GIVEN PROBLEM
Write out exactly the lines below that run from the line containing "Give me a plain-text" through the last line of the records.

* begin DATA FOR THE TASK *

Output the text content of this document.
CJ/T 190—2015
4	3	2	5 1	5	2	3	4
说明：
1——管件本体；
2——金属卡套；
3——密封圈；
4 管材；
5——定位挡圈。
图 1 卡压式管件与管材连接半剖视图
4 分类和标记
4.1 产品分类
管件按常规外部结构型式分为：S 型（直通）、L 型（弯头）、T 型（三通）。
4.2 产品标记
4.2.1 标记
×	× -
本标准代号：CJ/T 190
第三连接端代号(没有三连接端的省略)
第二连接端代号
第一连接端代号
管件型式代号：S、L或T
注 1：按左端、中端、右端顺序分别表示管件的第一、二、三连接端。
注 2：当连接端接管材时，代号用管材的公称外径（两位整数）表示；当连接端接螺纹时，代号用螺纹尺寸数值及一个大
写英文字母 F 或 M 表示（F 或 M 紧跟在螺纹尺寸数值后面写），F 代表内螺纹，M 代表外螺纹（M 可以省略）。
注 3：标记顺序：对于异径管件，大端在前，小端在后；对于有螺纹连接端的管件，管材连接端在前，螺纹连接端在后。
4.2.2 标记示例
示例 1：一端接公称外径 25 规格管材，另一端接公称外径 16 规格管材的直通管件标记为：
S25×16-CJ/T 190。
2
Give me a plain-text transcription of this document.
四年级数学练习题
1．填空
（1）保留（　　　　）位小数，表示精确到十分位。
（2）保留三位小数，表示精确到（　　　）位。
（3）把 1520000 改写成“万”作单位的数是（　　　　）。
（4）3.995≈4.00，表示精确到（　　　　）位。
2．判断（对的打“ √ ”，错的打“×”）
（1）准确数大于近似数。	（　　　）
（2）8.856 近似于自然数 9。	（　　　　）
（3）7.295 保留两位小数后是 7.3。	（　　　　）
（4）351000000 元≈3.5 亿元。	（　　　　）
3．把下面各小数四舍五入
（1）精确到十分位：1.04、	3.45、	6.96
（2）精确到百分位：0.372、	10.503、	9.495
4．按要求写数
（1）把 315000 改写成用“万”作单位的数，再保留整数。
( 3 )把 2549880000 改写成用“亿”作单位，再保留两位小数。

* end DATA FOR THE TASK *

FULL RESPONSE
Give me a plain-text transcription of this document.
四年级数学练习题
1．填空
（1）保留（　　　　）位小数，表示精确到十分位。
（2）保留三位小数，表示精确到（　　　）位。
（3）把 1520000 改写成“万”作单位的数是（　　　　）。
（4）3.995≈4.00，表示精确到（　　　　）位。
2．判断（对的打“ √ ”，错的打“×”）
（1）准确数大于近似数。	（　　　）
（2）8.856 近似于自然数 9。	（　　　　）
（3）7.295 保留两位小数后是 7.3。	（　　　　）
（4）351000000 元≈3.5 亿元。	（　　　　）
3．把下面各小数四舍五入
（1）精确到十分位：1.04、	3.45、	6.96
（2）精确到百分位：0.372、	10.503、	9.495
4．按要求写数
（1）把 315000 改写成用“万”作单位的数，再保留整数。
( 3 )把 2549880000 改写成用“亿”作单位，再保留两位小数。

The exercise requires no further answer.